Filter the listing below, copying every line in which the word "What" appears.

MATERIALS PROVIDED ->
=-=-=-=-=
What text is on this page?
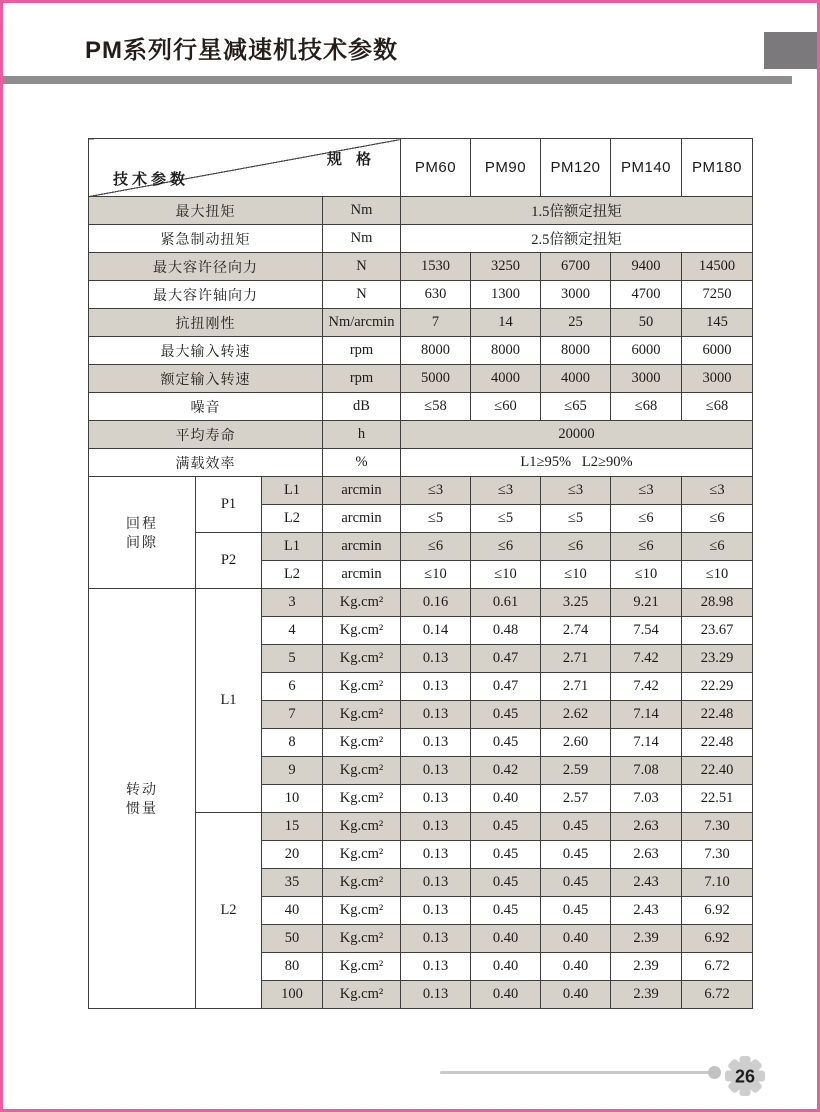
PM系列行星减速机技术参数
规 格
技术参数				PM60	PM90	PM120	PM140	PM180
最大扭矩			Nm	1.5倍额定扭矩				
紧急制动扭矩			Nm	2.5倍额定扭矩				
最大容许径向力			N	1530	3250	6700	9400	14500
最大容许轴向力			N	630	1300	3000	4700	7250
抗扭刚性			Nm/arcmin	7	14	25	50	145
最大输入转速			rpm	8000	8000	8000	6000	6000
额定输入转速			rpm	5000	4000	4000	3000	3000
噪音			dB	≤58	≤60	≤65	≤68	≤68
平均寿命			h	20000				
满载效率			%	L1≥95%   L2≥90%				

回程
间隙	P1	L1	arcmin	≤3	≤3	≤3	≤3	≤3
		L2	arcmin	≤5	≤5	≤5	≤6	≤6
	P2	L1	arcmin	≤6	≤6	≤6	≤6	≤6
		L2	arcmin	≤10	≤10	≤10	≤10	≤10

转动
惯量	L1	3	Kg.cm²	0.16	0.61	3.25	9.21	28.98
		4	Kg.cm²	0.14	0.48	2.74	7.54	23.67
		5	Kg.cm²	0.13	0.47	2.71	7.42	23.29
		6	Kg.cm²	0.13	0.47	2.71	7.42	22.29
		7	Kg.cm²	0.13	0.45	2.62	7.14	22.48
		8	Kg.cm²	0.13	0.45	2.60	7.14	22.48
		9	Kg.cm²	0.13	0.42	2.59	7.08	22.40
		10	Kg.cm²	0.13	0.40	2.57	7.03	22.51
	L2	15	Kg.cm²	0.13	0.45	0.45	2.63	7.30
		20	Kg.cm²	0.13	0.45	0.45	2.63	7.30
		35	Kg.cm²	0.13	0.45	0.45	2.43	7.10
		40	Kg.cm²	0.13	0.45	0.45	2.43	6.92
		50	Kg.cm²	0.13	0.40	0.40	2.39	6.92
		80	Kg.cm²	0.13	0.40	0.40	2.39	6.72
		100	Kg.cm²	0.13	0.40	0.40	2.39	6.72
26
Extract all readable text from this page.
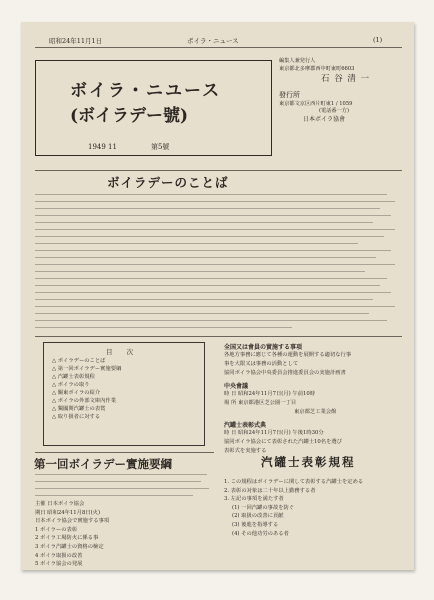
昭和24年11月1日	ポイラ・ニュース	(1)
ボイラ・ニユース
(ボイラデー號)
1949 11	第5號
編集人兼発行人
東京都北多摩郡西中町東町6603
石 谷 清 一
發行所
東京都文京区西片町東1 / 1059
(電話番一方)
日本ボイラ協會
ボイラデーのことば
目 次
△ ボイラデーのことば
△ 第一回ボイラデー實施要綱
△ 汽罐士表彰規程
△ ボイラの取り
△ 關東ボイラの紹介
△ ボイラの外部文庫內作業
△ 獨國関汽罐士の表賞
△ 取り扱者に対する
全国又は會員の實施する事項
各地方事務に應じて各種の運動を展開する適切な行事
事を大限又は事務の活動として
協同ボイラ協会中央委員会推進委員会の実施計画書
中央會議
時 日 昭和24年11月7日(月) 午前10時
場 所 東京都港区芝公園一丁目
東京都芝工業会館
汽罐士表彰式典
時 日 昭和24年11月7日(月) 午後1時30分
協同ボイラ協会にて表彰された汽罐士10名を選び
表彰式を実施する
第一回ボイラデー實施要綱	汽罐士表彰規程
主催 日本ボイラ協会
期日 昭和24年11月8日(火)
日本ボイラ協会で實施する事項
1 ボイラーの表彰
2 ボイラ工場防火に係る事
3 ボイラ汽罐士の資格の檢定
4 ボイラ取扱の改善
5 ボイラ協会の発展
1. この規程はボイラデーに関して表彰する汽罐士を定める
2. 表彰の対象は二十年以上勤務する者
3. 左記の事項を満たす者
(1) 一回汽罐の事故を防ぐ
(2) 取扱の改善に貢献
(3) 後進を指導する
(4) その他功労のある者
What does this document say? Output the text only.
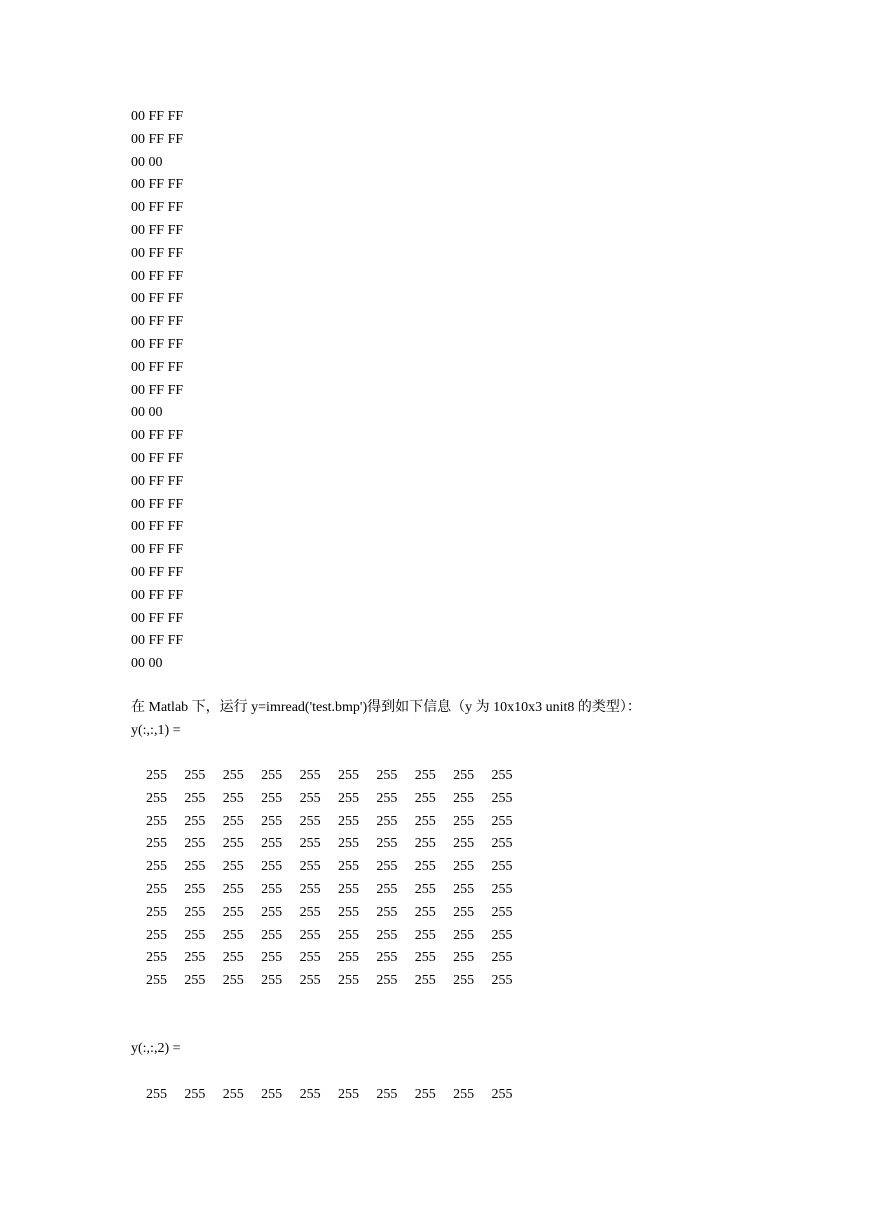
00 FF FF
00 FF FF
00 00
00 FF FF
00 FF FF
00 FF FF
00 FF FF
00 FF FF
00 FF FF
00 FF FF
00 FF FF
00 FF FF
00 FF FF
00 00
00 FF FF
00 FF FF
00 FF FF
00 FF FF
00 FF FF
00 FF FF
00 FF FF
00 FF FF
00 FF FF
00 FF FF
00 00
在 Matlab 下，运行 y=imread('test.bmp')得到如下信息（y 为 10x10x3 unit8 的类型）：
y(:,:,1) =
255	255	255	255	255	255	255	255	255	255
255	255	255	255	255	255	255	255	255	255
255	255	255	255	255	255	255	255	255	255
255	255	255	255	255	255	255	255	255	255
255	255	255	255	255	255	255	255	255	255
255	255	255	255	255	255	255	255	255	255
255	255	255	255	255	255	255	255	255	255
255	255	255	255	255	255	255	255	255	255
255	255	255	255	255	255	255	255	255	255
255	255	255	255	255	255	255	255	255	255
y(:,:,2) =
255	255	255	255	255	255	255	255	255	255
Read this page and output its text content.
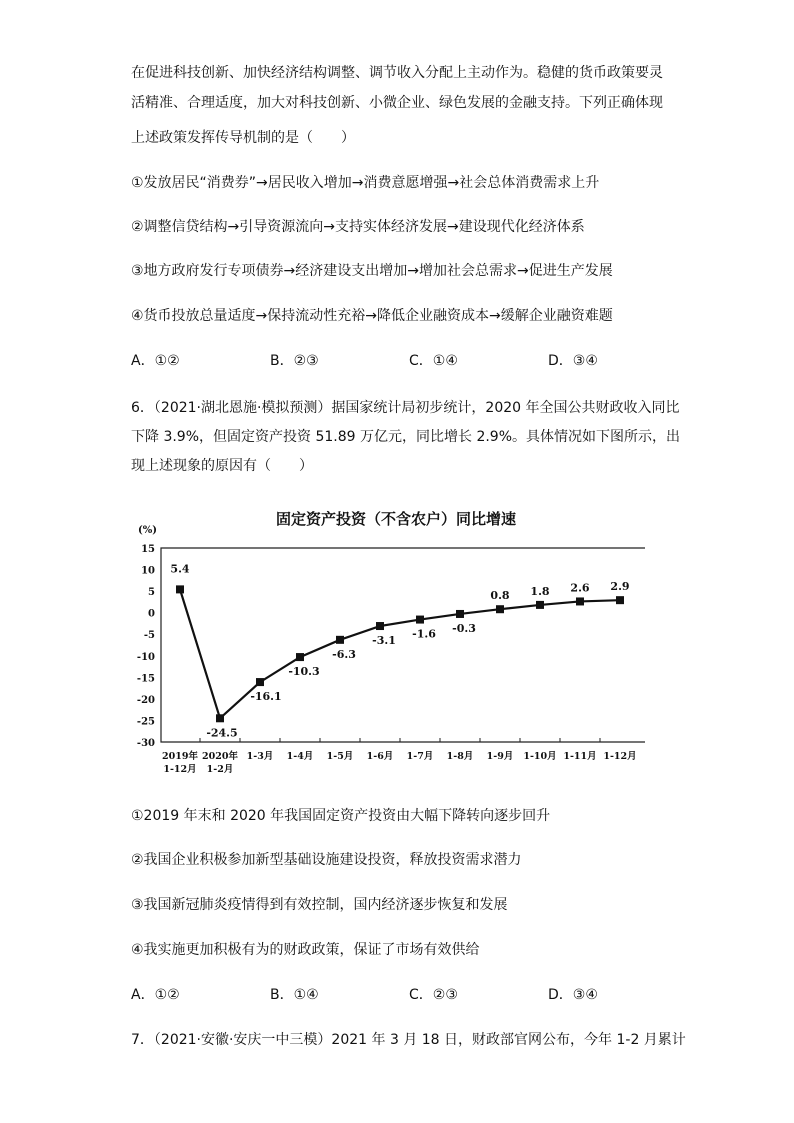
在促进科技创新、加快经济结构调整、调节收入分配上主动作为。稳健的货币政策要灵
活精准、合理适度，加大对科技创新、小微企业、绿色发展的金融支持。下列正确体现
上述政策发挥传导机制的是（　　）
①发放居民“消费券”→居民收入增加→消费意愿增强→社会总体消费需求上升
②调整信贷结构→引导资源流向→支持实体经济发展→建设现代化经济体系
③地方政府发行专项债券→经济建设支出增加→增加社会总需求→促进生产发展
④货币投放总量适度→保持流动性充裕→降低企业融资成本→缓解企业融资难题
A．①②	B．②③	C．①④	D．③④
6．（2021·湖北恩施·模拟预测）据国家统计局初步统计，2020 年全国公共财政收入同比
下降 3.9%，但固定资产投资 51.89 万亿元，同比增长 2.9%。具体情况如下图所示，出
现上述现象的原因有（　　）
固定资产投资（不含农户）同比增速
(%)
15
10
5
0
-5
-10
-15
-20
-25
-30
2019年
1-12月
2020年
1-2月
1-3月 1-4月 1-5月 1-6月 1-7月 1-8月 1-9月 1-10月 1-11月 1-12月
5.4
-24.5
-16.1
-10.3
-6.3
-3.1 -1.6 -0.3
0.8 1.8 2.6 2.9
①2019 年末和 2020 年我国固定资产投资由大幅下降转向逐步回升
②我国企业积极参加新型基础设施建设投资，释放投资需求潜力
③我国新冠肺炎疫情得到有效控制，国内经济逐步恢复和发展
④我实施更加积极有为的财政政策，保证了市场有效供给
A．①②	B．①④	C．②③	D．③④
7．（2021·安徽·安庆一中三模）2021 年 3 月 18 日，财政部官网公布，今年 1-2 月累计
=-=-=-=-=
EXERCISE RESULT ->
What text is on this page?
What does this document say? Output the text only.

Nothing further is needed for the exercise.